Noah Rabinovitch

I first learned the story of Noah’s ark in Sunday school. They told me:

“The people of Earth were very, very, bad. So, God sent down water.”

I was told the water did not kill, but clean. I thought about how filthy the water behind my home was, how it smelled, how it dried and left dirt on the tips of my shoes. I remembered that even the cleanest water would turn brown when used to mop. “Noah,” my namesake, was the sole survivor of the apocalypse: he carried life into the new world.

~ ~ ~

           I wanted to swim in it.

The canal behind my house would’ve been the perfect release from the outrageous Floridian summer heat that I refused to get used to. But of course, my mom had warned me that the water was riddled with chemicals that kept our neighborhood from smelling like the swamp it used to be. She had also warned me that the canal was filled with alligators, iguanas, and other wildlife that had grown accustomed to these chemicals, mutated by suburban sugarcoating. Just feet away from my mud ridden sketchers was a miniature ocean filled with the decedents of dinosaurs and water that was older than all of my favorite presidents, but I couldn’t swim in it. It wasn’t mine to swim in.

The canal-ridden land that I live on was once Cypress, was once Tequesta, and is still Seminole. Now, it is mostly southern and suburban: outdoor-stores sell alligator nuggets to men and women in camouflage jackets, students sneak their fishing supplies onto school busses, and neatly organized communities with trimmed wire fences snake around the few lakes that are too deep to develop. Yet, different from the rest of Broward County: this plot of land now sings in Spanish: families from Caracas, Bogota, Buenos Aires, and Maracaibo gather in homes previously owned by people who voted differently than them to discuss what to do when the water becomes an unwanted guest in their living room, the same water that once was worshiped by the Cypress, the Tequesta, and the Seminole peoples. The glades and the people who live on it are changing, they have been for hundreds of years. Yet, the water stands still.

○ ○ ○ ○

**What needs to be done**
Revise the essay from "I was told the" to "to swim in it.", putting "sneakers" wherever "shoes" appears. Base your work on the essay alone.

**Source data**
○ ○ ○ ○

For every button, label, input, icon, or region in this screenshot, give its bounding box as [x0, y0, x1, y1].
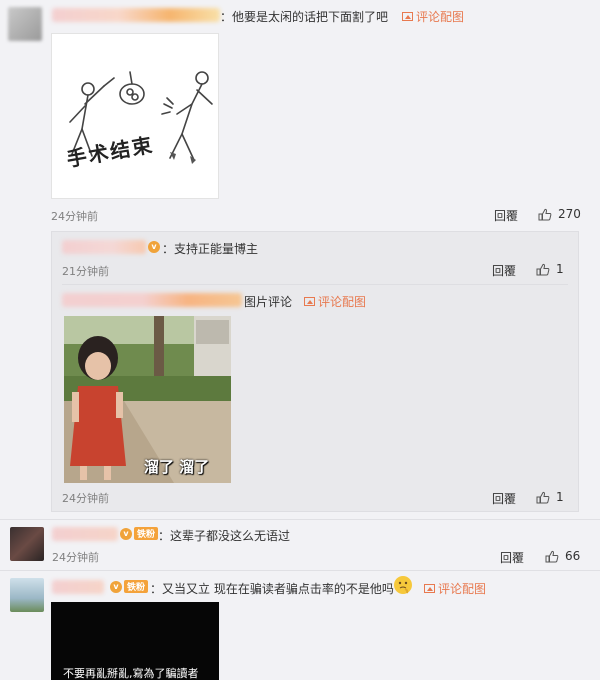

○ ○ ○ ○

**Answer to the task**
I was told the water did not kill, but clean. I thought about how filthy the water behind my home was, how it smelled, how it dried and left dirt on the tips of my sneakers. I remembered that even the cleanest water would turn brown when used to mop. “Noah,” my namesake, was the sole survivor of the apocalypse: he carried life into the new world.

~ ~ ~

           I wanted to swim in it.